TEXTO DADO
◆ ◆ ◆ ◆ ◆ ◆ ◆

I- Face ao que se dispõe no art. 65 do actual Estatuto Disciplinar ( cf., no mesmo sentido, os arts. 55 e 63 dos Estatutos de 1943 e 1979, respectivamente ), o processo disciplinar destina-se não somente a aplicação de uma sanção disciplinar ao arguido, se se verificar a existencia de infracção, mas igualmente, e se for caso disso, a reposição das quantias por ele devidas.
II- Nos termos do n.3 do art. 269 da CRP, em processo disciplinar são garantidas ao arguido a sua audiencia e defesa, ou seja, e numa situação paralela a do processo penal, as garantias de legalidade, o direito a assistencia de um defensor, o principio do contraditorio e o direito de consulta do processo.

◆ ◆ ◆ ◆ ◆ ◆ ◆

TRECHOS DE DADOS
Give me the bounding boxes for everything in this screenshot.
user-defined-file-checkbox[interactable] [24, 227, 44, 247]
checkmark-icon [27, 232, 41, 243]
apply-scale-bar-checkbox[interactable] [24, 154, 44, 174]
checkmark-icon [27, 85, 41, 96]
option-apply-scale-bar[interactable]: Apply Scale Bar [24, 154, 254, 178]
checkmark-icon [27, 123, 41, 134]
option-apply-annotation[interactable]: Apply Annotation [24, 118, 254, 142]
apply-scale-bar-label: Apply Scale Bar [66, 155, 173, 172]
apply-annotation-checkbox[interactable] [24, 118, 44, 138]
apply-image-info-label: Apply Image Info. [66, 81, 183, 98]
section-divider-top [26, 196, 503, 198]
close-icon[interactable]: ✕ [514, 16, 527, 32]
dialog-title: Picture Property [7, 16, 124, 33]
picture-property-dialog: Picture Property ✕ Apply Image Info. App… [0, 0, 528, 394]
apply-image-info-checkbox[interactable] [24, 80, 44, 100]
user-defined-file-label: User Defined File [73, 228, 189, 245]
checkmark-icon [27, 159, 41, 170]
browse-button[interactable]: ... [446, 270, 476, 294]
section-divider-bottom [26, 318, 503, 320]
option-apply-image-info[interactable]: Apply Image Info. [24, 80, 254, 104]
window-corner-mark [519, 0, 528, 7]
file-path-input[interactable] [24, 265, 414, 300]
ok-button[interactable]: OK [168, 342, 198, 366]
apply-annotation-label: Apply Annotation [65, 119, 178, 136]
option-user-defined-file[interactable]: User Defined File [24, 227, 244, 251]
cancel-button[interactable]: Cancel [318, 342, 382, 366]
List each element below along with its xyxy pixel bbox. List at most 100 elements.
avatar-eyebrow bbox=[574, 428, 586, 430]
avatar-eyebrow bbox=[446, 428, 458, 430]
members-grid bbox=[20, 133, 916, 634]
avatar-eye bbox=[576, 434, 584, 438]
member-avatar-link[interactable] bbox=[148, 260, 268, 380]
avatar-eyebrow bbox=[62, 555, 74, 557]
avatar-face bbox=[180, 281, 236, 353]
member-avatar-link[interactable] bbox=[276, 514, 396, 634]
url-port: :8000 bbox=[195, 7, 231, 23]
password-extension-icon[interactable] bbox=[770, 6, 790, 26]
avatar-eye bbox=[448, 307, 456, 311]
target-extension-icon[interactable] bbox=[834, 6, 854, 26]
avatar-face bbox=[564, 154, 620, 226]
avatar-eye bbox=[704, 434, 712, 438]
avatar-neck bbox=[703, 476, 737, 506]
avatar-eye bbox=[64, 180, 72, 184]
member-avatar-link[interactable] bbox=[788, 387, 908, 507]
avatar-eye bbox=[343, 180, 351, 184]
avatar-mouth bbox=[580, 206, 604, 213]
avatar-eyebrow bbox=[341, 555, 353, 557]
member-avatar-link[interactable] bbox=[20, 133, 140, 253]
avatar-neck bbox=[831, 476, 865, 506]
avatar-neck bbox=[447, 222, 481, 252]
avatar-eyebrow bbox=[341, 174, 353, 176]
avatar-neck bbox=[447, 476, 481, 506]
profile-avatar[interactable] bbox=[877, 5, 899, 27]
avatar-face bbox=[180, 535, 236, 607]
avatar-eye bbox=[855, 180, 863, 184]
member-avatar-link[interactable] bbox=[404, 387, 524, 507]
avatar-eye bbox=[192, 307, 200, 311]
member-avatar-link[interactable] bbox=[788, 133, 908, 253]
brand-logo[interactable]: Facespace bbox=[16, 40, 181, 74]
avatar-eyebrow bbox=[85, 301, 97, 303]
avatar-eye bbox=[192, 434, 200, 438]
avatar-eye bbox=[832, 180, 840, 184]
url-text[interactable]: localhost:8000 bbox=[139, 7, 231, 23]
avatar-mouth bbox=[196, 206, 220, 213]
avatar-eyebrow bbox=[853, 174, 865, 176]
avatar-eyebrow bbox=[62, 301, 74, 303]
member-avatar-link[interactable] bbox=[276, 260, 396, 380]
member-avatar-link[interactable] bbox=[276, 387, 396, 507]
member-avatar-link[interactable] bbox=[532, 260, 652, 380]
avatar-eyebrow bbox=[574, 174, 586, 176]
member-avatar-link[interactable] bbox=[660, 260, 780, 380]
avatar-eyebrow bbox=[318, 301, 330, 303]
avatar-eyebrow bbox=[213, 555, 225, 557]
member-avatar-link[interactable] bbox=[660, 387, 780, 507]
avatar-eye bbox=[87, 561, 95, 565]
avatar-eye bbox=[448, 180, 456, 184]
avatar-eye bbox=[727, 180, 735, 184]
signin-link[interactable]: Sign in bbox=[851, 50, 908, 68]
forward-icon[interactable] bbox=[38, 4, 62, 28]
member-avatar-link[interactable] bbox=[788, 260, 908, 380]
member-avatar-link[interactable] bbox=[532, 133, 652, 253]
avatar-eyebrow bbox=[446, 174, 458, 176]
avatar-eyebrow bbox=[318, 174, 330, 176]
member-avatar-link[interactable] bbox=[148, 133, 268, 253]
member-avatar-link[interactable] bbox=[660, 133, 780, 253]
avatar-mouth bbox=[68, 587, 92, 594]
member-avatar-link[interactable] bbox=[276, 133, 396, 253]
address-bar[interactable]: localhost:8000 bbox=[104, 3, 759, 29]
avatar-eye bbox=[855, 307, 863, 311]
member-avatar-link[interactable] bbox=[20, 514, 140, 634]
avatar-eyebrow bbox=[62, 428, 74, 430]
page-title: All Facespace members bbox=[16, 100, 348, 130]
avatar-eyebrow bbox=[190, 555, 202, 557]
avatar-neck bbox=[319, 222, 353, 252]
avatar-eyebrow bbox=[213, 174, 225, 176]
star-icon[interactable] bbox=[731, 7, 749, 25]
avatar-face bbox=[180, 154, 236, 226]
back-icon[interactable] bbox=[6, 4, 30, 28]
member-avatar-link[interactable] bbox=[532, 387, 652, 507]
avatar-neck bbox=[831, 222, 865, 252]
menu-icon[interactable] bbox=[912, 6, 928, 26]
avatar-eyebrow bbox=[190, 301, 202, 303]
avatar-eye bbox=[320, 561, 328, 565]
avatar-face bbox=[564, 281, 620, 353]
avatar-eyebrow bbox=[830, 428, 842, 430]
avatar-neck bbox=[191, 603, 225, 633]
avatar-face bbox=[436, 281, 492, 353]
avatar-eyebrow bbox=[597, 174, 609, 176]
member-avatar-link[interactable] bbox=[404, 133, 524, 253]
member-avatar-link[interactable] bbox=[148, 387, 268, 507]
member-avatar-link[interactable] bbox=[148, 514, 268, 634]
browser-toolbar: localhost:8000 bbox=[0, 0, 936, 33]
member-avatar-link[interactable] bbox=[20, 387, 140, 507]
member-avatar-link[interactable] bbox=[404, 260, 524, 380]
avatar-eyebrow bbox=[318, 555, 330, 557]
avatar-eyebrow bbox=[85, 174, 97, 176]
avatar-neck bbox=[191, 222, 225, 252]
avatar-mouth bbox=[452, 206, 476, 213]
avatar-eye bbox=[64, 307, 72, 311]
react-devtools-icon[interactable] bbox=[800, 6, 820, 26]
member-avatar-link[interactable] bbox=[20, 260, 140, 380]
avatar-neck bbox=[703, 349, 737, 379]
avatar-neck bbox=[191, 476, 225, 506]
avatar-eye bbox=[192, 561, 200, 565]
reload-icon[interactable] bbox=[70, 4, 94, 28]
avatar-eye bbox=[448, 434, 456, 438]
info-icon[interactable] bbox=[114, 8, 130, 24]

◆ ◆ ◆ ◆ ◆ ◆ ◆

QUESTÕES DE ESTUDO
- a) Repita, sem mudar nada, o trecho do texto sobre o processo disciplinar que começa em "I- Face ao que" e vai até "consulta do processo.".
- b) Continue o texto sobre o processo disciplinar a partir do ponto em que ele termina.
As linhas não são necessárias para nenhuma tarefa.

RESPOSTAS
- a)
I- Face ao que se dispõe no art. 65 do actual Estatuto Disciplinar ( cf., no mesmo sentido, os arts. 55 e 63 dos Estatutos de 1943 e 1979, respectivamente ), o processo disciplinar destina-se não somente a aplicação de uma sanção disciplinar ao arguido, se se verificar a existencia de infracção, mas igualmente, e se for caso disso, a reposição das quantias por ele devidas.
II- Nos termos do n.3 do art. 269 da CRP, em processo disciplinar são garantidas ao arguido a sua audiencia e defesa, ou seja, e numa situação paralela a do processo penal, as garantias de legalidade, o direito a assistencia de um defensor, o principio do contraditorio e o direito de consulta do processo.

- b)
III- Constitui a nulidade insuprivel do n. 1 do art. 42 do Estatuto Disciplinar, por falta de audiencia do arguido, o comportamento da Administração que, findo um processo de inquerito no qual o arguido, em situação semelhante a outros chamados, apenas foi ouvido em auto de declarações, o condenou na reposição de determinada quantia, não procedendo a conversão do processso de inquerito em processo disciplinar, em virtude de a infracção disciplinar ter sido amnistiada pela Lei 16/86, de 11 de Junho.